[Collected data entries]
#####

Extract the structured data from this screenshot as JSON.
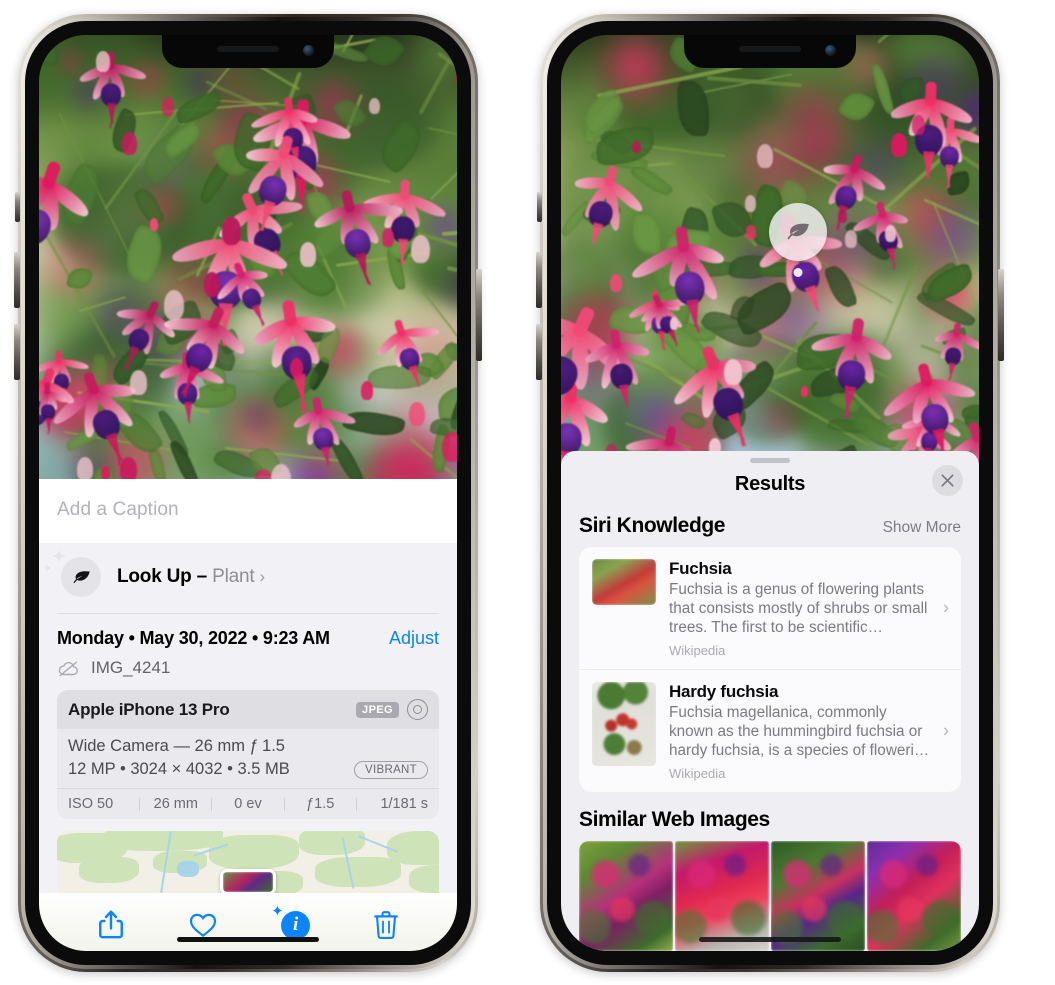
{
  "left_phone": {
    "name": "photos-detail-view",
    "caption": {
      "placeholder": "Add a Caption",
      "value": ""
    },
    "lookup": {
      "icon": "leaf-icon",
      "label": "Look Up – ",
      "subject": "Plant",
      "chevron": "›"
    },
    "date": {
      "text": "Monday • May 30, 2022 • 9:23 AM",
      "adjust_label": "Adjust",
      "cloud_icon": "cloud-slash-icon",
      "filename": "IMG_4241"
    },
    "exif": {
      "device": "Apple iPhone 13 Pro",
      "format_badge": "JPEG",
      "aperture_icon": "aperture-icon",
      "lens_line": "Wide Camera — 26 mm ƒ 1.5",
      "size_line": "12 MP • 3024 × 4032 • 3.5 MB",
      "style_badge": "VIBRANT",
      "stats": [
        "ISO 50",
        "26 mm",
        "0 ev",
        "ƒ1.5",
        "1/181 s"
      ]
    },
    "toolbar": [
      {
        "name": "share-button",
        "icon": "share-icon"
      },
      {
        "name": "favorite-button",
        "icon": "heart-icon"
      },
      {
        "name": "info-button",
        "icon": "info-sparkle-icon"
      },
      {
        "name": "delete-button",
        "icon": "trash-icon"
      }
    ]
  },
  "right_phone": {
    "name": "visual-lookup-results",
    "badge": {
      "icon": "leaf-icon"
    },
    "header": {
      "title": "Results",
      "close_icon": "close-icon"
    },
    "siri_knowledge": {
      "title": "Siri Knowledge",
      "show_more": "Show More",
      "items": [
        {
          "title": "Fuchsia",
          "description": "Fuchsia is a genus of flowering plants that consists mostly of shrubs or small trees. The first to be scientific…",
          "source": "Wikipedia",
          "chevron": "›"
        },
        {
          "title": "Hardy fuchsia",
          "description": "Fuchsia magellanica, commonly known as the hummingbird fuchsia or hardy fuchsia, is a species of floweri…",
          "source": "Wikipedia",
          "chevron": "›"
        }
      ]
    },
    "similar_web_images": {
      "title": "Similar Web Images",
      "count": 4
    }
  },
  "colors": {
    "accent_blue": "#0a84ff",
    "sheet_bg": "#f2f2f6",
    "results_bg": "#eeeef3",
    "card_bg": "#fbfbfd",
    "secondary_text": "#8e8e93"
  }
}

#####

[What this task involves]:
Leave out the pictures and print each record exactly as it stands.

[Answer]:
Extract the structured data from this screenshot as JSON.
{
  "left_phone": {
    "name": "photos-detail-view",
    "caption": {
      "placeholder": "Add a Caption",
      "value": ""
    },
    "lookup": {
      "icon": "leaf-icon",
      "label": "Look Up – ",
      "subject": "Plant",
      "chevron": "›"
    },
    "date": {
      "text": "Monday • May 30, 2022 • 9:23 AM",
      "adjust_label": "Adjust",
      "cloud_icon": "cloud-slash-icon",
      "filename": "IMG_4241"
    },
    "exif": {
      "device": "Apple iPhone 13 Pro",
      "format_badge": "JPEG",
      "aperture_icon": "aperture-icon",
      "lens_line": "Wide Camera — 26 mm ƒ 1.5",
      "size_line": "12 MP • 3024 × 4032 • 3.5 MB",
      "style_badge": "VIBRANT",
      "stats": [
        "ISO 50",
        "26 mm",
        "0 ev",
        "ƒ1.5",
        "1/181 s"
      ]
    },
    "toolbar": [
      {
        "name": "share-button",
        "icon": "share-icon"
      },
      {
        "name": "favorite-button",
        "icon": "heart-icon"
      },
      {
        "name": "info-button",
        "icon": "info-sparkle-icon"
      },
      {
        "name": "delete-button",
        "icon": "trash-icon"
      }
    ]
  },
  "right_phone": {
    "name": "visual-lookup-results",
    "badge": {
      "icon": "leaf-icon"
    },
    "header": {
      "title": "Results",
      "close_icon": "close-icon"
    },
    "siri_knowledge": {
      "title": "Siri Knowledge",
      "show_more": "Show More",
      "items": [
        {
          "title": "Fuchsia",
          "description": "Fuchsia is a genus of flowering plants that consists mostly of shrubs or small trees. The first to be scientific…",
          "source": "Wikipedia",
          "chevron": "›"
        },
        {
          "title": "Hardy fuchsia",
          "description": "Fuchsia magellanica, commonly known as the hummingbird fuchsia or hardy fuchsia, is a species of floweri…",
          "source": "Wikipedia",
          "chevron": "›"
        }
      ]
    },
    "similar_web_images": {
      "title": "Similar Web Images",
      "count": 4
    }
  },
  "colors": {
    "accent_blue": "#0a84ff",
    "sheet_bg": "#f2f2f6",
    "results_bg": "#eeeef3",
    "card_bg": "#fbfbfd",
    "secondary_text": "#8e8e93"
  }
}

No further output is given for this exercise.